• GOAL OF THE EXERCISE: Check every line below for the word "color" and copy each one that has it.

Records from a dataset
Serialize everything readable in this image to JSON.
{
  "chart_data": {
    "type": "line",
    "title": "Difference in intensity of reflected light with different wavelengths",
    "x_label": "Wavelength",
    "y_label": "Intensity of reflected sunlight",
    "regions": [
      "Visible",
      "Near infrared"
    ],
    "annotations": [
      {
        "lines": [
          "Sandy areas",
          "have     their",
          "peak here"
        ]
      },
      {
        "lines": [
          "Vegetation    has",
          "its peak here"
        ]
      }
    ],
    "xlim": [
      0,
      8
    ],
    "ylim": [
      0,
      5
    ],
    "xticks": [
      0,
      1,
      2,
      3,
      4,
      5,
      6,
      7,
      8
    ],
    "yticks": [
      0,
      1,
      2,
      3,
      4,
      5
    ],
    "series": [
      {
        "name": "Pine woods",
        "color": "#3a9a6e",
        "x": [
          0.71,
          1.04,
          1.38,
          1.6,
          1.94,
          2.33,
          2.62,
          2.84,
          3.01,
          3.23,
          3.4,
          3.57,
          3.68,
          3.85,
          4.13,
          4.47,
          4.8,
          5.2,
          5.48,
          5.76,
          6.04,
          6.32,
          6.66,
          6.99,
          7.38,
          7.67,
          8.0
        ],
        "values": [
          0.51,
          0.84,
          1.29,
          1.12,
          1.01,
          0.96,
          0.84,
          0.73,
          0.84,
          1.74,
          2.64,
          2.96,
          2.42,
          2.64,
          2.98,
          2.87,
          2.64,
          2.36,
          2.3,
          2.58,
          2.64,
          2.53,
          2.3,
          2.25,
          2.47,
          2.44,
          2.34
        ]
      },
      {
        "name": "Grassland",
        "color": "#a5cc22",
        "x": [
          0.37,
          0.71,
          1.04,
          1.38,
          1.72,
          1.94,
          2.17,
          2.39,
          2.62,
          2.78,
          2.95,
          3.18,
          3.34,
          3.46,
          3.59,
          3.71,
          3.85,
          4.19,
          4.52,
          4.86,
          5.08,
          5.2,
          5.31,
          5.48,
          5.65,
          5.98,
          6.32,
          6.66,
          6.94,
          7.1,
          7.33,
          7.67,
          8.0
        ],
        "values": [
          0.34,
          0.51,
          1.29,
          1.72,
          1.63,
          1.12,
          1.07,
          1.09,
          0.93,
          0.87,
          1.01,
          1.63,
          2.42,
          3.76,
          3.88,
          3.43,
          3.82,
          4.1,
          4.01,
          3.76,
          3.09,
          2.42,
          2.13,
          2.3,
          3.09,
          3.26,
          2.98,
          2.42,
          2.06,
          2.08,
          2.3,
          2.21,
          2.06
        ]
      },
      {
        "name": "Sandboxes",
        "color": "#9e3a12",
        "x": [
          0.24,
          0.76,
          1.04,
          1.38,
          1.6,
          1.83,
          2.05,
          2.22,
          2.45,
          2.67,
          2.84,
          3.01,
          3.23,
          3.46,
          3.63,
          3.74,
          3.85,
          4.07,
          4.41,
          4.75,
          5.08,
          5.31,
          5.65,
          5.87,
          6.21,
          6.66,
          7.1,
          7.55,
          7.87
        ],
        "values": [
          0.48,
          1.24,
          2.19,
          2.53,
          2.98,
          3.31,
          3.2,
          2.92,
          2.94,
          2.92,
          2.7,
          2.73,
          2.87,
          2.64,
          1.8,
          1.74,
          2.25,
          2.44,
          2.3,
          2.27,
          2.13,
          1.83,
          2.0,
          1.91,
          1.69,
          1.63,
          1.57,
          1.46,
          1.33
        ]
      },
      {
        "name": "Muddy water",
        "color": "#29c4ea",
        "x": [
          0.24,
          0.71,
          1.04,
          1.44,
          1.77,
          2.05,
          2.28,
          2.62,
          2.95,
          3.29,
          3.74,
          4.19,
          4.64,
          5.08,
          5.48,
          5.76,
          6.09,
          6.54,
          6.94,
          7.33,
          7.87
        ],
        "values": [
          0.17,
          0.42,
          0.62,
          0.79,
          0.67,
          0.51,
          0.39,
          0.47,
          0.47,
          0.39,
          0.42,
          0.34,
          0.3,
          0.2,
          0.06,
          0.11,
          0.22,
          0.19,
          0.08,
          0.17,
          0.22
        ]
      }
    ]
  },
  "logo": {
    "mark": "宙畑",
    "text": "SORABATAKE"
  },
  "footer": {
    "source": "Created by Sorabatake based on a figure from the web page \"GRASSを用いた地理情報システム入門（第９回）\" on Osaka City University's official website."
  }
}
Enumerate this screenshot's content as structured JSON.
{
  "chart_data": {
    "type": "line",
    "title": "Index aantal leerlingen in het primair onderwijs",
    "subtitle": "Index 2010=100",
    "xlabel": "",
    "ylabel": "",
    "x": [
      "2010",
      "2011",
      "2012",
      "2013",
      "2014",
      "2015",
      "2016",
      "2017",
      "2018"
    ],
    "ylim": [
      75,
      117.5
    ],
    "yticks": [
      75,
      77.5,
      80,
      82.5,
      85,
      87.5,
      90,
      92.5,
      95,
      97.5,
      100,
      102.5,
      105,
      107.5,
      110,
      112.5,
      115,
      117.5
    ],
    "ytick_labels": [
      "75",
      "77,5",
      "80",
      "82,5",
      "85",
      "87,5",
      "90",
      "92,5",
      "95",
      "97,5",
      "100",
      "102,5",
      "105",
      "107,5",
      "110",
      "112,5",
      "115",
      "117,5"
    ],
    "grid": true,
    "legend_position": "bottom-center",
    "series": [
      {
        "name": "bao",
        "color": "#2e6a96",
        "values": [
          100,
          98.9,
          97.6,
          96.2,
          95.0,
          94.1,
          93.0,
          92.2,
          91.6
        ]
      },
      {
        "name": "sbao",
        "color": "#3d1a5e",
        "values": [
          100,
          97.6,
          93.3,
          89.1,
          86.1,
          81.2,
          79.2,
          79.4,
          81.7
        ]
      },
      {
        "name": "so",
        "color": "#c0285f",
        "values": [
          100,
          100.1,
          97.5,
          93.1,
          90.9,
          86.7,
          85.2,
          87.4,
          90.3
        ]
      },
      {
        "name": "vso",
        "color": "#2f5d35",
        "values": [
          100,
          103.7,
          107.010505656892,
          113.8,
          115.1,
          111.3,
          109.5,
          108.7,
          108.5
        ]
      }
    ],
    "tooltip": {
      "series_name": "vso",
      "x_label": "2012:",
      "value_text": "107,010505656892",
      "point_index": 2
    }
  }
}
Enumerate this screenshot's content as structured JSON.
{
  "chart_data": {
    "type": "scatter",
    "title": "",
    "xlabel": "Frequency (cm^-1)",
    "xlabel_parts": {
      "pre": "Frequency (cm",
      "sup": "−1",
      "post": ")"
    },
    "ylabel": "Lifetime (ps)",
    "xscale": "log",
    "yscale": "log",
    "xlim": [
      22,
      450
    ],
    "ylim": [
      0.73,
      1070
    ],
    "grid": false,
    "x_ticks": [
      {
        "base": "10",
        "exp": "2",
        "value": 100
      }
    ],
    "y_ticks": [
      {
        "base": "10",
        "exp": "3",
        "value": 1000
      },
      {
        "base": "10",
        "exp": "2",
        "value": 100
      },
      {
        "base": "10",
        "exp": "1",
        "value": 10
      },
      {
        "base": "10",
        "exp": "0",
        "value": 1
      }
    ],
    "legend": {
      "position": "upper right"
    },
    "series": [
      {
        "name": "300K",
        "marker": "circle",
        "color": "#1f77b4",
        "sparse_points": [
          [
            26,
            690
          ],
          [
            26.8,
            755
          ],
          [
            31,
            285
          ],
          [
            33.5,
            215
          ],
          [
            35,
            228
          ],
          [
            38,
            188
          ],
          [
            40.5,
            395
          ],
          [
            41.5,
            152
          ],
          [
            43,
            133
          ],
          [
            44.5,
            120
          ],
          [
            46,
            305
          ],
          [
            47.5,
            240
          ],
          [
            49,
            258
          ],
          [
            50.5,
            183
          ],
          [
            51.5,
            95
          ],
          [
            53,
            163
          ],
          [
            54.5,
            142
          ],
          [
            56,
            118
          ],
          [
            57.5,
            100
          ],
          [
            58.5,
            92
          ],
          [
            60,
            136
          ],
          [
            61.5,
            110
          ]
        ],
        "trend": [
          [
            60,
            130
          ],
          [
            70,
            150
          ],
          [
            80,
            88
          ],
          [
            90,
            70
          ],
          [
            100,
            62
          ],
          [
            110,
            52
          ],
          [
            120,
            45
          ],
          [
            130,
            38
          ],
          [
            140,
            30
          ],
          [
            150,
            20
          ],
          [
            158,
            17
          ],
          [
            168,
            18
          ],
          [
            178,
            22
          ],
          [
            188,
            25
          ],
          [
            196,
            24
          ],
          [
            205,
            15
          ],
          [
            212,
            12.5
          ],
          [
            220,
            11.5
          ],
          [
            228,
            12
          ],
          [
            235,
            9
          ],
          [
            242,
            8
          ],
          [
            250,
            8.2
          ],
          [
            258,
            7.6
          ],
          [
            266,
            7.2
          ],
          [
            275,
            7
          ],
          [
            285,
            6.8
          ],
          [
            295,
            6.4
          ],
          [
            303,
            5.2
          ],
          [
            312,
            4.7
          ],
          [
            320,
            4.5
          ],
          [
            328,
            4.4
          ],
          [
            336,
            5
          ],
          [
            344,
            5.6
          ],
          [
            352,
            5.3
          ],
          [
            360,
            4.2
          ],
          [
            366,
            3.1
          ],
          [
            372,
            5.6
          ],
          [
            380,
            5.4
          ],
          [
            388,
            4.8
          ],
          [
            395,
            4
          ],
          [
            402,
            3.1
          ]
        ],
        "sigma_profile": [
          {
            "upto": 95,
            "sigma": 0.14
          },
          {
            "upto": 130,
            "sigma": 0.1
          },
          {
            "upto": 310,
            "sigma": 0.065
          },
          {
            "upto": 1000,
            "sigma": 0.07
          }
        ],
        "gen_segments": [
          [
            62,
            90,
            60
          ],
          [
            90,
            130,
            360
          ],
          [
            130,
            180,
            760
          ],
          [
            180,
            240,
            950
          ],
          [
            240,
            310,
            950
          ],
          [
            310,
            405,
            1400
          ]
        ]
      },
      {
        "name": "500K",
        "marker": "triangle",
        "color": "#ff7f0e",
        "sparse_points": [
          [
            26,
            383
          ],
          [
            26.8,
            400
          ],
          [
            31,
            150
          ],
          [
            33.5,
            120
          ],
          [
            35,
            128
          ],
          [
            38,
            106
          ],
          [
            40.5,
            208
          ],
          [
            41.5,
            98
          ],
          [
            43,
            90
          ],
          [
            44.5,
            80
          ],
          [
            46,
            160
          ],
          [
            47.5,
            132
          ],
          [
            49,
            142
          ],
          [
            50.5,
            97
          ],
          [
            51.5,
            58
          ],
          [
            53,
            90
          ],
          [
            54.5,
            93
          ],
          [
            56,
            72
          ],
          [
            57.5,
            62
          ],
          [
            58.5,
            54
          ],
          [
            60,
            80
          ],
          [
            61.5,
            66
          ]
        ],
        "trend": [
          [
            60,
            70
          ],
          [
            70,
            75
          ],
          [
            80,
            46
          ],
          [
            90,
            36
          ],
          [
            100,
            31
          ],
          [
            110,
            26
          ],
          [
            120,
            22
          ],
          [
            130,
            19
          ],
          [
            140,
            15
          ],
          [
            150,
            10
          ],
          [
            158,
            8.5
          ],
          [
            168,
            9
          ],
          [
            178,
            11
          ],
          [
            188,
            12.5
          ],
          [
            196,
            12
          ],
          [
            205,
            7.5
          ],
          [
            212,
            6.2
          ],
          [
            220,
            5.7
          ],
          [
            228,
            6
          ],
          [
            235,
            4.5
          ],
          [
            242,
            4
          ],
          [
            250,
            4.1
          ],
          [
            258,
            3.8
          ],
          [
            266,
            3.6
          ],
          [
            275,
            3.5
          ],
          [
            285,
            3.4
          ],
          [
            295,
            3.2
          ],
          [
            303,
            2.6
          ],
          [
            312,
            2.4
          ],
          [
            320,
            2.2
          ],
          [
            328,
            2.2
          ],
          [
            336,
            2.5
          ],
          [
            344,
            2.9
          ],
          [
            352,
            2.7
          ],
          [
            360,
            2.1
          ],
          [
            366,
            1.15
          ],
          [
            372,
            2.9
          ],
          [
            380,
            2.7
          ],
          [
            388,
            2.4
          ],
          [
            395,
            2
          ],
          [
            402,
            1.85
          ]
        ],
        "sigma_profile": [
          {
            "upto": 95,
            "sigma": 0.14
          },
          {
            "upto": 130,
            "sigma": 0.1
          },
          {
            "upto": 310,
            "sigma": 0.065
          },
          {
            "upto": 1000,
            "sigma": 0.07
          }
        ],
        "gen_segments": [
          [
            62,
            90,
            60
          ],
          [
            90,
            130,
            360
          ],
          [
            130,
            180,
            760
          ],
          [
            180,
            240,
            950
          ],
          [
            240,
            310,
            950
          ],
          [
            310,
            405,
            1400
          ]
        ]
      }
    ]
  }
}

• COMPLETE RESPONSE:
        "color": "#3a9a6e",
        "color": "#a5cc22",
        "color": "#9e3a12",
        "color": "#29c4ea",
        "color": "#2e6a96",
        "color": "#3d1a5e",
        "color": "#c0285f",
        "color": "#2f5d35",
        "color": "#1f77b4",
        "color": "#ff7f0e",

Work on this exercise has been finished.